Stored items from a collection

↓↓↓

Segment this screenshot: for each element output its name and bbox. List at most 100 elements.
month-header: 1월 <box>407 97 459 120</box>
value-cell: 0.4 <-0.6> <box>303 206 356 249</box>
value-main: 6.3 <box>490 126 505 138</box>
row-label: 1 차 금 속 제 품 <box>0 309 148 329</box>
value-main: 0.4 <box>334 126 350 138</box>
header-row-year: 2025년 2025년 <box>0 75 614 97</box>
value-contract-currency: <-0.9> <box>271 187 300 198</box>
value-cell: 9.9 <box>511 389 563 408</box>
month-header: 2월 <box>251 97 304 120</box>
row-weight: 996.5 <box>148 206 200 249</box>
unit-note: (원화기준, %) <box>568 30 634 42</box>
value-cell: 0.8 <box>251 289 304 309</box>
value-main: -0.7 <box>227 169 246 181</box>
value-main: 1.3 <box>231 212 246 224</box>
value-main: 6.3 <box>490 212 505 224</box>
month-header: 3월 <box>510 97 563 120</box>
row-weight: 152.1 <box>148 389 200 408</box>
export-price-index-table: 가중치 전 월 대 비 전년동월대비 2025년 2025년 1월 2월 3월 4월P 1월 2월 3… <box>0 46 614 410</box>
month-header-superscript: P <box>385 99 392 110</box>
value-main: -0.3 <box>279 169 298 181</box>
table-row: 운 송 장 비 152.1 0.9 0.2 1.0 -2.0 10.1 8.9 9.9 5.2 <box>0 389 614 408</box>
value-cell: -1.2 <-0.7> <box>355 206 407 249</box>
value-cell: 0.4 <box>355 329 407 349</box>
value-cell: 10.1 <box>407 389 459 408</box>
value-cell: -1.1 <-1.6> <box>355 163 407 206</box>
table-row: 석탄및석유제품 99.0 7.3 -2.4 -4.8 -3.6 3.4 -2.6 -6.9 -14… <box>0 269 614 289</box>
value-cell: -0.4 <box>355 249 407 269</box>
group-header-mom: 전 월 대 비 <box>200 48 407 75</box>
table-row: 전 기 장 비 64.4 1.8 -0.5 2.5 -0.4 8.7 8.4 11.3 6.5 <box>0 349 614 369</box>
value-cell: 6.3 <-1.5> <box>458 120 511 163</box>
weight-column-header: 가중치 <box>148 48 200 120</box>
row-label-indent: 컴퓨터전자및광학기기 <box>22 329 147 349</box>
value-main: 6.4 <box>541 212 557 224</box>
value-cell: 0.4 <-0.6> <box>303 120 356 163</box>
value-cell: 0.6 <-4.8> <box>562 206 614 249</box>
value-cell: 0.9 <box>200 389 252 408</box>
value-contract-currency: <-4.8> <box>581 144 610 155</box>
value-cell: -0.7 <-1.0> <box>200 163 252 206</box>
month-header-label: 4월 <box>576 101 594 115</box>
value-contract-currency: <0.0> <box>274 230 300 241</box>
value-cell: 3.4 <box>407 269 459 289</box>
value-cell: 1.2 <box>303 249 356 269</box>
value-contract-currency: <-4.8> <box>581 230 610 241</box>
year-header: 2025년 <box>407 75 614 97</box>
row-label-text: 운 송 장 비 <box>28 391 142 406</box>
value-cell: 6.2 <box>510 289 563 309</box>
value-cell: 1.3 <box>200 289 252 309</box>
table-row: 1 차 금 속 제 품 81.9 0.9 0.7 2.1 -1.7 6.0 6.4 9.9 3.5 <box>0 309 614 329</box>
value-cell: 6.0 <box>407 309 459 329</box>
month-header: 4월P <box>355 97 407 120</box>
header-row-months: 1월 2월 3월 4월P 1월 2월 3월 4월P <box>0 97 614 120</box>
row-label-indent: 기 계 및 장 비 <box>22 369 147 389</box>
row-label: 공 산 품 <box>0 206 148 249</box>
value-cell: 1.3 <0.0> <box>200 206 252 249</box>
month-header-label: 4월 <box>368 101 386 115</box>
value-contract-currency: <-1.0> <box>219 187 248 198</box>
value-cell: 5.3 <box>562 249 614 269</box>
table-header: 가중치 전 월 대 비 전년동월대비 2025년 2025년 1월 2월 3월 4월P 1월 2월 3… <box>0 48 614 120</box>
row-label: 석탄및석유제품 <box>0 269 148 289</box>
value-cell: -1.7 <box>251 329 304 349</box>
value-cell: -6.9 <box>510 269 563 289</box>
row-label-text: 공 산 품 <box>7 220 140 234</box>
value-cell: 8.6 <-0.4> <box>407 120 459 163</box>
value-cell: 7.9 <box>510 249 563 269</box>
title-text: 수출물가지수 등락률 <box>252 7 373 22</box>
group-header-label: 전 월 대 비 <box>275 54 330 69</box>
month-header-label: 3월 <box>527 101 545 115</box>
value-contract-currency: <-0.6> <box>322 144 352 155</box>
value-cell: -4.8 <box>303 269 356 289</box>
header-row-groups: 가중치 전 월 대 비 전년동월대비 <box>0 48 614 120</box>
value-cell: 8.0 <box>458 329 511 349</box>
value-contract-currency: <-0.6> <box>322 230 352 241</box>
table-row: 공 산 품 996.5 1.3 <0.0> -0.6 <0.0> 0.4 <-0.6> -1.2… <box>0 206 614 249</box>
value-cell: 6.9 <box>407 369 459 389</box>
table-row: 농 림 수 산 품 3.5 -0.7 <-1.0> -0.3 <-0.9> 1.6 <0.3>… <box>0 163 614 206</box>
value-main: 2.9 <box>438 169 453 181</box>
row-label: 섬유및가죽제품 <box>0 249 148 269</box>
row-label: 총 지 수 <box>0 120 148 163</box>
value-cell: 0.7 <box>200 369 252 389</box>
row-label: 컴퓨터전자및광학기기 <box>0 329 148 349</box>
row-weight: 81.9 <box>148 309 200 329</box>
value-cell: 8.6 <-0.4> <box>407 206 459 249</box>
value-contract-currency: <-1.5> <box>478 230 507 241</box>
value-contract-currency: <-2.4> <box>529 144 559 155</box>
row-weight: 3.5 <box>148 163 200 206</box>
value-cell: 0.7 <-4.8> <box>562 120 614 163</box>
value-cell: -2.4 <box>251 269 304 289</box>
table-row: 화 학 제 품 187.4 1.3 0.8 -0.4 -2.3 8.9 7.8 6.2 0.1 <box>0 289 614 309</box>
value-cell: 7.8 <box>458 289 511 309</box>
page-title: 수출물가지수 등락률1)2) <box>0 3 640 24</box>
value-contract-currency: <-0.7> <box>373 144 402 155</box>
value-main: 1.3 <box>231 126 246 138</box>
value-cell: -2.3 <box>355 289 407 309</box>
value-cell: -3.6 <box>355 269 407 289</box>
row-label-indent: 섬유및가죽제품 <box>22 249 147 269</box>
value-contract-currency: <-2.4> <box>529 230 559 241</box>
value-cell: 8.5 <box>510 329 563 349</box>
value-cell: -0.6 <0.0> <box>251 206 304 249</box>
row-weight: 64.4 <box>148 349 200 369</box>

↑↑↑

GIVEN INSTRUCTION: Extract every line of the material, reproducing each one word for word.

SOLUTION TO THE EXERCISE:
Segment this screenshot: for each element output its name and bbox. List at most 100 elements.
month-header: 1월 <box>407 97 459 120</box>
value-cell: 0.4 <-0.6> <box>303 206 356 249</box>
value-main: 6.3 <box>490 126 505 138</box>
row-label: 1 차 금 속 제 품 <box>0 309 148 329</box>
value-main: 0.4 <box>334 126 350 138</box>
header-row-year: 2025년 2025년 <box>0 75 614 97</box>
value-contract-currency: <-0.9> <box>271 187 300 198</box>
value-cell: 9.9 <box>511 389 563 408</box>
month-header: 2월 <box>251 97 304 120</box>
row-weight: 996.5 <box>148 206 200 249</box>
unit-note: (원화기준, %) <box>568 30 634 42</box>
value-cell: 0.8 <box>251 289 304 309</box>
value-main: -0.7 <box>227 169 246 181</box>
value-main: 1.3 <box>231 212 246 224</box>
value-main: 6.3 <box>490 212 505 224</box>
month-header: 3월 <box>510 97 563 120</box>
row-weight: 152.1 <box>148 389 200 408</box>
export-price-index-table: 가중치 전 월 대 비 전년동월대비 2025년 2025년 1월 2월 3월 4월P 1월 2월 3… <box>0 46 614 410</box>
month-header-superscript: P <box>385 99 392 110</box>
value-main: -0.3 <box>279 169 298 181</box>
table-row: 운 송 장 비 152.1 0.9 0.2 1.0 -2.0 10.1 8.9 9.9 5.2 <box>0 389 614 408</box>
value-cell: -1.2 <-0.7> <box>355 206 407 249</box>
value-cell: 0.4 <box>355 329 407 349</box>
value-cell: 10.1 <box>407 389 459 408</box>
value-cell: -1.1 <-1.6> <box>355 163 407 206</box>
table-row: 석탄및석유제품 99.0 7.3 -2.4 -4.8 -3.6 3.4 -2.6 -6.9 -14… <box>0 269 614 289</box>
value-cell: -0.4 <box>355 249 407 269</box>
group-header-mom: 전 월 대 비 <box>200 48 407 75</box>
table-row: 전 기 장 비 64.4 1.8 -0.5 2.5 -0.4 8.7 8.4 11.3 6.5 <box>0 349 614 369</box>
value-cell: 6.3 <-1.5> <box>458 120 511 163</box>
weight-column-header: 가중치 <box>148 48 200 120</box>
row-label-indent: 컴퓨터전자및광학기기 <box>22 329 147 349</box>
value-main: 6.4 <box>541 212 557 224</box>
value-cell: 0.4 <-0.6> <box>303 120 356 163</box>
value-cell: 0.6 <-4.8> <box>562 206 614 249</box>
value-cell: 0.9 <box>200 389 252 408</box>
value-contract-currency: <-4.8> <box>581 144 610 155</box>
value-cell: -0.7 <-1.0> <box>200 163 252 206</box>
month-header-label: 4월 <box>576 101 594 115</box>
value-contract-currency: <0.0> <box>274 230 300 241</box>
value-cell: 3.4 <box>407 269 459 289</box>
value-cell: 1.2 <box>303 249 356 269</box>
value-contract-currency: <-4.8> <box>581 230 610 241</box>
year-header: 2025년 <box>407 75 614 97</box>
row-label-text: 운 송 장 비 <box>28 391 142 406</box>
value-cell: 6.2 <box>510 289 563 309</box>
value-cell: 1.3 <box>200 289 252 309</box>
table-row: 1 차 금 속 제 품 81.9 0.9 0.7 2.1 -1.7 6.0 6.4 9.9 3.5 <box>0 309 614 329</box>
value-cell: 6.0 <box>407 309 459 329</box>
month-header: 4월P <box>355 97 407 120</box>
header-row-months: 1월 2월 3월 4월P 1월 2월 3월 4월P <box>0 97 614 120</box>
row-label-indent: 기 계 및 장 비 <box>22 369 147 389</box>
row-label: 공 산 품 <box>0 206 148 249</box>
value-cell: 1.3 <0.0> <box>200 206 252 249</box>
month-header-label: 4월 <box>368 101 386 115</box>
value-contract-currency: <-1.0> <box>219 187 248 198</box>
value-cell: 5.3 <box>562 249 614 269</box>
table-header: 가중치 전 월 대 비 전년동월대비 2025년 2025년 1월 2월 3월 4월P 1월 2월 3… <box>0 48 614 120</box>
row-label: 석탄및석유제품 <box>0 269 148 289</box>
value-cell: -1.7 <box>251 329 304 349</box>
value-cell: -6.9 <box>510 269 563 289</box>
row-label-text: 공 산 품 <box>7 220 140 234</box>
value-cell: 8.6 <-0.4> <box>407 120 459 163</box>
value-cell: 7.9 <box>510 249 563 269</box>
title-text: 수출물가지수 등락률 <box>252 7 373 22</box>
group-header-label: 전 월 대 비 <box>275 54 330 69</box>
month-header-label: 3월 <box>527 101 545 115</box>
value-contract-currency: <-0.6> <box>322 144 352 155</box>
value-cell: -4.8 <box>303 269 356 289</box>
header-row-groups: 가중치 전 월 대 비 전년동월대비 <box>0 48 614 120</box>
value-cell: 8.0 <box>458 329 511 349</box>
value-contract-currency: <-0.6> <box>322 230 352 241</box>
table-row: 공 산 품 996.5 1.3 <0.0> -0.6 <0.0> 0.4 <-0.6> -1.2… <box>0 206 614 249</box>
value-cell: 6.9 <box>407 369 459 389</box>
table-row: 농 림 수 산 품 3.5 -0.7 <-1.0> -0.3 <-0.9> 1.6 <0.3>… <box>0 163 614 206</box>
value-main: 2.9 <box>438 169 453 181</box>
row-label: 섬유및가죽제품 <box>0 249 148 269</box>
row-label: 총 지 수 <box>0 120 148 163</box>
value-cell: 0.7 <box>200 369 252 389</box>
row-label: 컴퓨터전자및광학기기 <box>0 329 148 349</box>
row-weight: 81.9 <box>148 309 200 329</box>
value-cell: 8.6 <-0.4> <box>407 206 459 249</box>
value-contract-currency: <-1.5> <box>478 230 507 241</box>
value-contract-currency: <-2.4> <box>529 144 559 155</box>
row-weight: 3.5 <box>148 163 200 206</box>
value-cell: 0.7 <-4.8> <box>562 120 614 163</box>
value-cell: -2.4 <box>251 269 304 289</box>
table-row: 화 학 제 품 187.4 1.3 0.8 -0.4 -2.3 8.9 7.8 6.2 0.1 <box>0 289 614 309</box>
value-cell: 7.8 <box>458 289 511 309</box>
page-title: 수출물가지수 등락률1)2) <box>0 3 640 24</box>
value-contract-currency: <-0.7> <box>373 144 402 155</box>
value-main: 1.3 <box>231 126 246 138</box>
value-cell: -2.3 <box>355 289 407 309</box>
value-cell: -3.6 <box>355 269 407 289</box>
row-label-indent: 섬유및가죽제품 <box>22 249 147 269</box>
value-contract-currency: <-2.4> <box>529 230 559 241</box>
value-cell: 8.5 <box>510 329 563 349</box>
value-cell: -0.6 <0.0> <box>251 206 304 249</box>
row-weight: 64.4 <box>148 349 200 369</box>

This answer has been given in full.